_Assignment_:
Search the data for the word "norra". Reproduce every line where it is found.

_Records to process_:
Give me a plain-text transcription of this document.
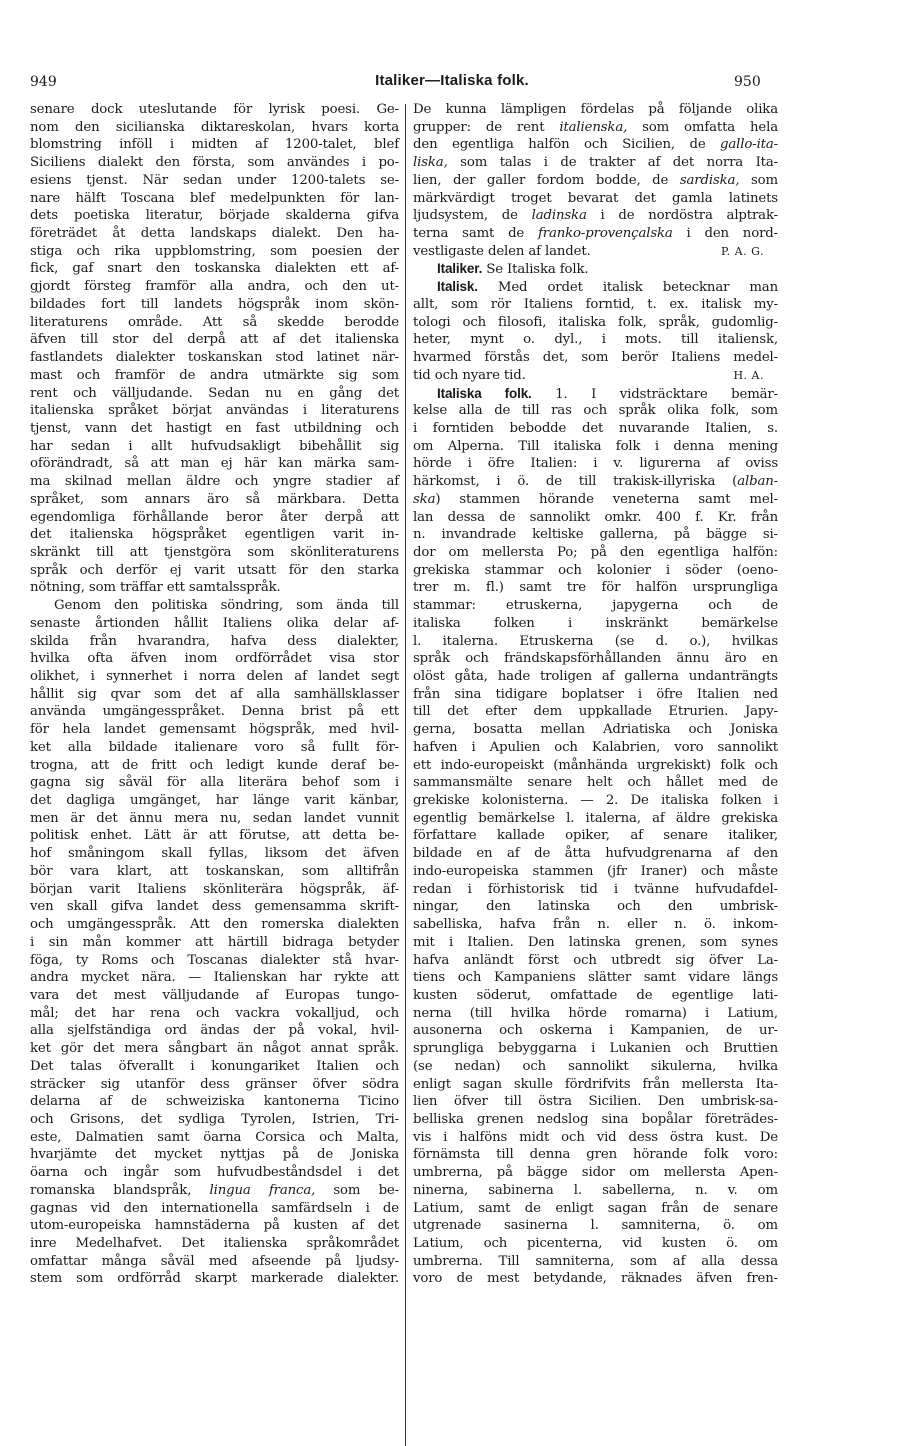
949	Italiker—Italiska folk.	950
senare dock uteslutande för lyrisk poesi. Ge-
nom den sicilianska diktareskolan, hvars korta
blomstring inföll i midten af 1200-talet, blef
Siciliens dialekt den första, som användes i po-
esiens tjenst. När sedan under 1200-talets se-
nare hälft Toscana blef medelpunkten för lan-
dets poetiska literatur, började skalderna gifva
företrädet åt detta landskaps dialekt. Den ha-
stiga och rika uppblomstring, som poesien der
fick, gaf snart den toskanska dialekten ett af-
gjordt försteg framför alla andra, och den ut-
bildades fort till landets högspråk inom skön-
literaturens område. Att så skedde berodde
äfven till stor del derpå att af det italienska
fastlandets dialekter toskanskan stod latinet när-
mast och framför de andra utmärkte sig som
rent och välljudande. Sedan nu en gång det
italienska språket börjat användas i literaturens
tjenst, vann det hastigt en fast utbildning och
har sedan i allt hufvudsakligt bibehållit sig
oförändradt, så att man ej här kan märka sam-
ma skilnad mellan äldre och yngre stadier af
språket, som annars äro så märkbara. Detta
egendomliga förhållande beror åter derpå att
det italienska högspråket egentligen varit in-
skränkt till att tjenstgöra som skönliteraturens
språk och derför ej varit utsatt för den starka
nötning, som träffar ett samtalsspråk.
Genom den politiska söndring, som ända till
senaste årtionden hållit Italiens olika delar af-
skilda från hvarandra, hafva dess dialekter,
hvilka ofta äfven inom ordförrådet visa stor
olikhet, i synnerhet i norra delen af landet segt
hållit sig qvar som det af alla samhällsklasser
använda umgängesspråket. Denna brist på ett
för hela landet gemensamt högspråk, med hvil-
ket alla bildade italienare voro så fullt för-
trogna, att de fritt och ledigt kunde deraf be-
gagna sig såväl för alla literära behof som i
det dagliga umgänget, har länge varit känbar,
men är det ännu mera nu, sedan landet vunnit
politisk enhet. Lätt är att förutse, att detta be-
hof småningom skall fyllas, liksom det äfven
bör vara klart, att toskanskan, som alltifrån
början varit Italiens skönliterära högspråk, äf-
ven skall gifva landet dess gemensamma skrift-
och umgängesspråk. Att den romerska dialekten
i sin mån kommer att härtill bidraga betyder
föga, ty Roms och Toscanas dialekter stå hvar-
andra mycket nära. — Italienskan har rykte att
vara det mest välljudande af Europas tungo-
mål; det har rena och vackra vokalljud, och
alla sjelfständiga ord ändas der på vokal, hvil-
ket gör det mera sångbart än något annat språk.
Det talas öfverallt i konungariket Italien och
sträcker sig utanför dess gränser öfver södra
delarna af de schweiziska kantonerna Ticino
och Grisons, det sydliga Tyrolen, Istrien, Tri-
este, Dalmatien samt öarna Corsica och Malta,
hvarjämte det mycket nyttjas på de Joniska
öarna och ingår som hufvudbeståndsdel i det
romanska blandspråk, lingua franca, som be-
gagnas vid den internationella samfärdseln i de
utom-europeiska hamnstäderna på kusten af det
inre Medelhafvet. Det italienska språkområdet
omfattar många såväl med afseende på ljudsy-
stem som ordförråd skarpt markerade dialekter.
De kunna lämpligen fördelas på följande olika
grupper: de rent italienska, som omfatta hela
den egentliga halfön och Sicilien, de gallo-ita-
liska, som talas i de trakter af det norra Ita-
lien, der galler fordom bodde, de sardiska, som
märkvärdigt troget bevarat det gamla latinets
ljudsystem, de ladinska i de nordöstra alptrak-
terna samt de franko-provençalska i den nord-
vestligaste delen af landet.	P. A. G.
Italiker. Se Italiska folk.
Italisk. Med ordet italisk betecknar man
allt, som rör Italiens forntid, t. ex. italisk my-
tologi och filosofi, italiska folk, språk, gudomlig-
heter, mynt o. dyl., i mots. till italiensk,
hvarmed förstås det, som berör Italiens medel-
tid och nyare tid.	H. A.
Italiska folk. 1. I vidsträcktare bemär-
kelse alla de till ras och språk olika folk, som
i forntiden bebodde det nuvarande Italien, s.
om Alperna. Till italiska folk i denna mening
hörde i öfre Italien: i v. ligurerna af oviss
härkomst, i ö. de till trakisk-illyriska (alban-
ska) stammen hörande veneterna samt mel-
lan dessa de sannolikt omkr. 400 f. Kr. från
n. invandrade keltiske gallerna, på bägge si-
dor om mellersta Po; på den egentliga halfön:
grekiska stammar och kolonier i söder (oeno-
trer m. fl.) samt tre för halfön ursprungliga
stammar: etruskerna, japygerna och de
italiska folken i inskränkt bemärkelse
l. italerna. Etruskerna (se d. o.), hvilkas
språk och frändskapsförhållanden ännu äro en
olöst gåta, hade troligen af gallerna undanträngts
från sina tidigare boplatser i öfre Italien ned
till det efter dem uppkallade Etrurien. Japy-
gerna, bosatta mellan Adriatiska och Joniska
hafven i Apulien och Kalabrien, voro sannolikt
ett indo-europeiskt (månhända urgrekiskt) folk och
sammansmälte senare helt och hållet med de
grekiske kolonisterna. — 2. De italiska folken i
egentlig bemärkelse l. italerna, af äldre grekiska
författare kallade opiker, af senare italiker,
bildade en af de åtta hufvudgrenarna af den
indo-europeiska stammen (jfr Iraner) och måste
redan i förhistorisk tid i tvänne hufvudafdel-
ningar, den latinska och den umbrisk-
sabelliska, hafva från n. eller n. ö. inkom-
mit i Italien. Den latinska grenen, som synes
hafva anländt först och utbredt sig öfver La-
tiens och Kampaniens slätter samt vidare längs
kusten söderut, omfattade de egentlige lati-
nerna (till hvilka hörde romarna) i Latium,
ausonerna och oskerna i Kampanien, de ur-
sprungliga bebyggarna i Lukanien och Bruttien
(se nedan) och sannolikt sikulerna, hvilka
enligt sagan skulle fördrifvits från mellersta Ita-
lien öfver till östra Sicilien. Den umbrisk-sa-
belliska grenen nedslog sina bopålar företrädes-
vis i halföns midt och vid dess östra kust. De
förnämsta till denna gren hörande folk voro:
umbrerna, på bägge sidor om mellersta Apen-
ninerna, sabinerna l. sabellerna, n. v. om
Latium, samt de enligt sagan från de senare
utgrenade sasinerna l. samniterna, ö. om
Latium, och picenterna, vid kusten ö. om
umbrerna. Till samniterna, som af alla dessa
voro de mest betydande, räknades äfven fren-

_Output below_:
olikhet, i synnerhet i norra delen af landet segt
liska, som talas i de trakter af det norra Ita-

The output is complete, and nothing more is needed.